[START OF Supplied data]

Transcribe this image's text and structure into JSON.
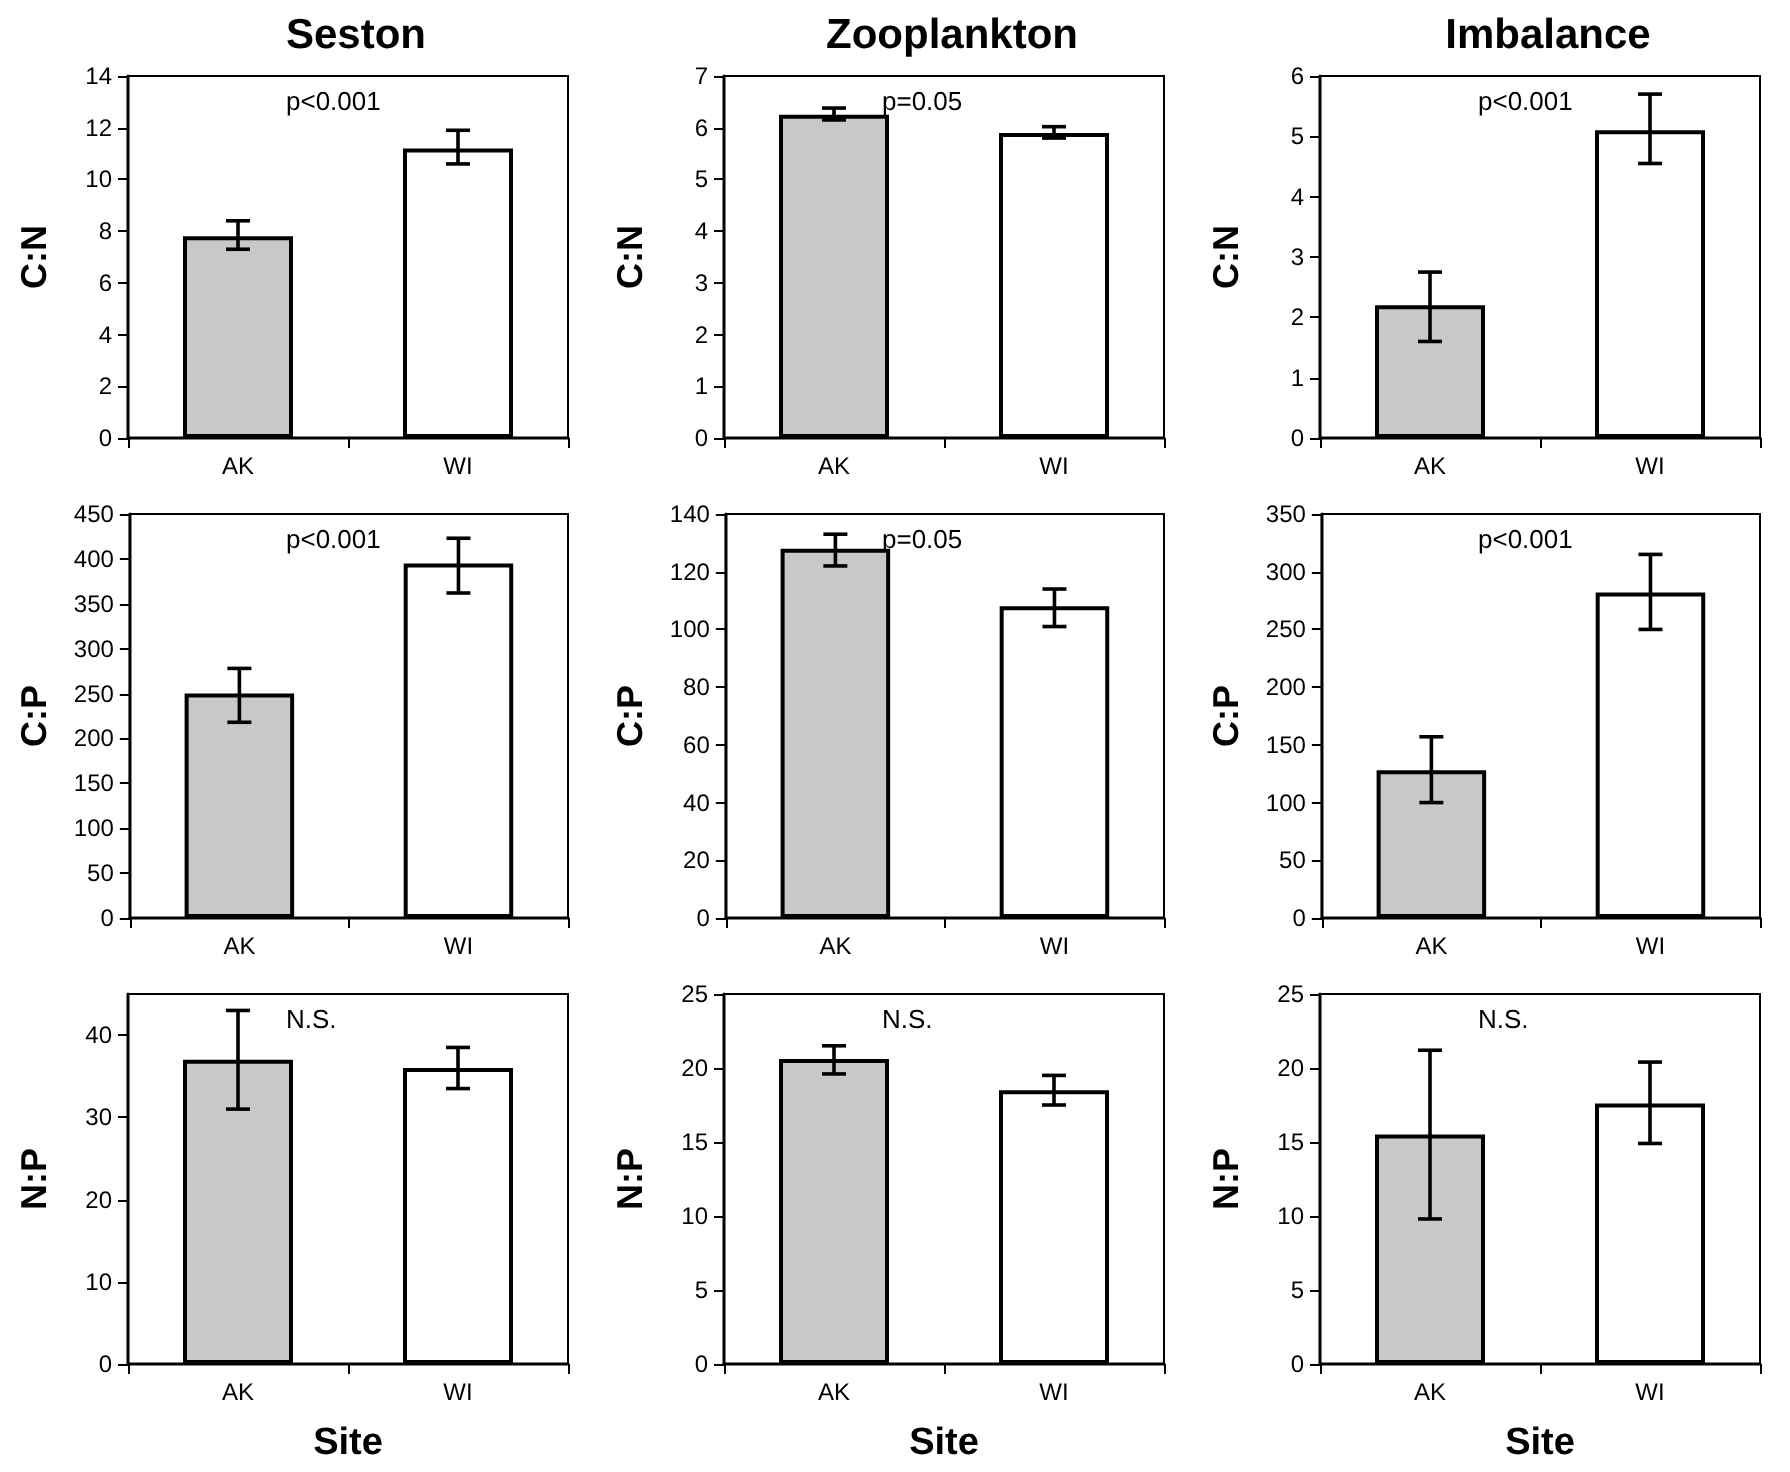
{
  "chart_data": [
    {
      "type": "bar",
      "title": "Seston",
      "ylabel": "C:N",
      "categories": [
        "AK",
        "WI"
      ],
      "values": [
        7.8,
        11.2
      ],
      "colors": [
        "#c8c8c8",
        "#ffffff"
      ],
      "errors": [
        [
          7.3,
          8.4
        ],
        [
          10.6,
          11.9
        ]
      ],
      "ylim": [
        0,
        14
      ],
      "yticks": [
        0,
        2,
        4,
        6,
        8,
        10,
        12,
        14
      ],
      "annotations": [
        "p<0.001"
      ]
    },
    {
      "type": "bar",
      "title": "Zooplankton",
      "ylabel": "C:N",
      "categories": [
        "AK",
        "WI"
      ],
      "values": [
        6.25,
        5.9
      ],
      "colors": [
        "#c8c8c8",
        "#ffffff"
      ],
      "errors": [
        [
          6.15,
          6.38
        ],
        [
          5.8,
          6.02
        ]
      ],
      "ylim": [
        0,
        7
      ],
      "yticks": [
        0,
        1,
        2,
        3,
        4,
        5,
        6,
        7
      ],
      "annotations": [
        "p=0.05"
      ]
    },
    {
      "type": "bar",
      "title": "Imbalance",
      "ylabel": "C:N",
      "categories": [
        "AK",
        "WI"
      ],
      "values": [
        2.2,
        5.1
      ],
      "colors": [
        "#c8c8c8",
        "#ffffff"
      ],
      "errors": [
        [
          1.6,
          2.75
        ],
        [
          4.55,
          5.7
        ]
      ],
      "ylim": [
        0,
        6
      ],
      "yticks": [
        0,
        1,
        2,
        3,
        4,
        5,
        6
      ],
      "annotations": [
        "p<0.001"
      ]
    },
    {
      "type": "bar",
      "ylabel": "C:P",
      "categories": [
        "AK",
        "WI"
      ],
      "values": [
        250,
        395
      ],
      "colors": [
        "#c8c8c8",
        "#ffffff"
      ],
      "errors": [
        [
          218,
          278
        ],
        [
          362,
          423
        ]
      ],
      "ylim": [
        0,
        450
      ],
      "yticks": [
        0,
        50,
        100,
        150,
        200,
        250,
        300,
        350,
        400,
        450
      ],
      "annotations": [
        "p<0.001"
      ]
    },
    {
      "type": "bar",
      "ylabel": "C:P",
      "categories": [
        "AK",
        "WI"
      ],
      "values": [
        128,
        108
      ],
      "colors": [
        "#c8c8c8",
        "#ffffff"
      ],
      "errors": [
        [
          122,
          133
        ],
        [
          101,
          114
        ]
      ],
      "ylim": [
        0,
        140
      ],
      "yticks": [
        0,
        20,
        40,
        60,
        80,
        100,
        120,
        140
      ],
      "annotations": [
        "p=0.05"
      ]
    },
    {
      "type": "bar",
      "ylabel": "C:P",
      "categories": [
        "AK",
        "WI"
      ],
      "values": [
        128,
        282
      ],
      "colors": [
        "#c8c8c8",
        "#ffffff"
      ],
      "errors": [
        [
          100,
          157
        ],
        [
          250,
          315
        ]
      ],
      "ylim": [
        0,
        350
      ],
      "yticks": [
        0,
        50,
        100,
        150,
        200,
        250,
        300,
        350
      ],
      "annotations": [
        "p<0.001"
      ]
    },
    {
      "type": "bar",
      "ylabel": "N:P",
      "xlabel": "Site",
      "categories": [
        "AK",
        "WI"
      ],
      "values": [
        37,
        36
      ],
      "colors": [
        "#c8c8c8",
        "#ffffff"
      ],
      "errors": [
        [
          31,
          43
        ],
        [
          33.5,
          38.5
        ]
      ],
      "ylim": [
        0,
        45
      ],
      "yticks": [
        0,
        10,
        20,
        30,
        40
      ],
      "annotations": [
        "N.S."
      ]
    },
    {
      "type": "bar",
      "ylabel": "N:P",
      "xlabel": "Site",
      "categories": [
        "AK",
        "WI"
      ],
      "values": [
        20.6,
        18.5
      ],
      "colors": [
        "#c8c8c8",
        "#ffffff"
      ],
      "errors": [
        [
          19.6,
          21.5
        ],
        [
          17.5,
          19.5
        ]
      ],
      "ylim": [
        0,
        25
      ],
      "yticks": [
        0,
        5,
        10,
        15,
        20,
        25
      ],
      "annotations": [
        "N.S."
      ]
    },
    {
      "type": "bar",
      "ylabel": "N:P",
      "xlabel": "Site",
      "categories": [
        "AK",
        "WI"
      ],
      "values": [
        15.5,
        17.6
      ],
      "colors": [
        "#c8c8c8",
        "#ffffff"
      ],
      "errors": [
        [
          9.8,
          21.2
        ],
        [
          14.9,
          20.4
        ]
      ],
      "ylim": [
        0,
        25
      ],
      "yticks": [
        0,
        5,
        10,
        15,
        20,
        25
      ],
      "annotations": [
        "N.S."
      ]
    }
  ]
}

[END OF Supplied data]

• Directions for this task:
Print every entry exactly as written, without the pictures.

• Solution to this problem:
Transcribe this image's text and structure into JSON.
{
  "chart_data": [
    {
      "type": "bar",
      "title": "Seston",
      "ylabel": "C:N",
      "categories": [
        "AK",
        "WI"
      ],
      "values": [
        7.8,
        11.2
      ],
      "colors": [
        "#c8c8c8",
        "#ffffff"
      ],
      "errors": [
        [
          7.3,
          8.4
        ],
        [
          10.6,
          11.9
        ]
      ],
      "ylim": [
        0,
        14
      ],
      "yticks": [
        0,
        2,
        4,
        6,
        8,
        10,
        12,
        14
      ],
      "annotations": [
        "p<0.001"
      ]
    },
    {
      "type": "bar",
      "title": "Zooplankton",
      "ylabel": "C:N",
      "categories": [
        "AK",
        "WI"
      ],
      "values": [
        6.25,
        5.9
      ],
      "colors": [
        "#c8c8c8",
        "#ffffff"
      ],
      "errors": [
        [
          6.15,
          6.38
        ],
        [
          5.8,
          6.02
        ]
      ],
      "ylim": [
        0,
        7
      ],
      "yticks": [
        0,
        1,
        2,
        3,
        4,
        5,
        6,
        7
      ],
      "annotations": [
        "p=0.05"
      ]
    },
    {
      "type": "bar",
      "title": "Imbalance",
      "ylabel": "C:N",
      "categories": [
        "AK",
        "WI"
      ],
      "values": [
        2.2,
        5.1
      ],
      "colors": [
        "#c8c8c8",
        "#ffffff"
      ],
      "errors": [
        [
          1.6,
          2.75
        ],
        [
          4.55,
          5.7
        ]
      ],
      "ylim": [
        0,
        6
      ],
      "yticks": [
        0,
        1,
        2,
        3,
        4,
        5,
        6
      ],
      "annotations": [
        "p<0.001"
      ]
    },
    {
      "type": "bar",
      "ylabel": "C:P",
      "categories": [
        "AK",
        "WI"
      ],
      "values": [
        250,
        395
      ],
      "colors": [
        "#c8c8c8",
        "#ffffff"
      ],
      "errors": [
        [
          218,
          278
        ],
        [
          362,
          423
        ]
      ],
      "ylim": [
        0,
        450
      ],
      "yticks": [
        0,
        50,
        100,
        150,
        200,
        250,
        300,
        350,
        400,
        450
      ],
      "annotations": [
        "p<0.001"
      ]
    },
    {
      "type": "bar",
      "ylabel": "C:P",
      "categories": [
        "AK",
        "WI"
      ],
      "values": [
        128,
        108
      ],
      "colors": [
        "#c8c8c8",
        "#ffffff"
      ],
      "errors": [
        [
          122,
          133
        ],
        [
          101,
          114
        ]
      ],
      "ylim": [
        0,
        140
      ],
      "yticks": [
        0,
        20,
        40,
        60,
        80,
        100,
        120,
        140
      ],
      "annotations": [
        "p=0.05"
      ]
    },
    {
      "type": "bar",
      "ylabel": "C:P",
      "categories": [
        "AK",
        "WI"
      ],
      "values": [
        128,
        282
      ],
      "colors": [
        "#c8c8c8",
        "#ffffff"
      ],
      "errors": [
        [
          100,
          157
        ],
        [
          250,
          315
        ]
      ],
      "ylim": [
        0,
        350
      ],
      "yticks": [
        0,
        50,
        100,
        150,
        200,
        250,
        300,
        350
      ],
      "annotations": [
        "p<0.001"
      ]
    },
    {
      "type": "bar",
      "ylabel": "N:P",
      "xlabel": "Site",
      "categories": [
        "AK",
        "WI"
      ],
      "values": [
        37,
        36
      ],
      "colors": [
        "#c8c8c8",
        "#ffffff"
      ],
      "errors": [
        [
          31,
          43
        ],
        [
          33.5,
          38.5
        ]
      ],
      "ylim": [
        0,
        45
      ],
      "yticks": [
        0,
        10,
        20,
        30,
        40
      ],
      "annotations": [
        "N.S."
      ]
    },
    {
      "type": "bar",
      "ylabel": "N:P",
      "xlabel": "Site",
      "categories": [
        "AK",
        "WI"
      ],
      "values": [
        20.6,
        18.5
      ],
      "colors": [
        "#c8c8c8",
        "#ffffff"
      ],
      "errors": [
        [
          19.6,
          21.5
        ],
        [
          17.5,
          19.5
        ]
      ],
      "ylim": [
        0,
        25
      ],
      "yticks": [
        0,
        5,
        10,
        15,
        20,
        25
      ],
      "annotations": [
        "N.S."
      ]
    },
    {
      "type": "bar",
      "ylabel": "N:P",
      "xlabel": "Site",
      "categories": [
        "AK",
        "WI"
      ],
      "values": [
        15.5,
        17.6
      ],
      "colors": [
        "#c8c8c8",
        "#ffffff"
      ],
      "errors": [
        [
          9.8,
          21.2
        ],
        [
          14.9,
          20.4
        ]
      ],
      "ylim": [
        0,
        25
      ],
      "yticks": [
        0,
        5,
        10,
        15,
        20,
        25
      ],
      "annotations": [
        "N.S."
      ]
    }
  ]
}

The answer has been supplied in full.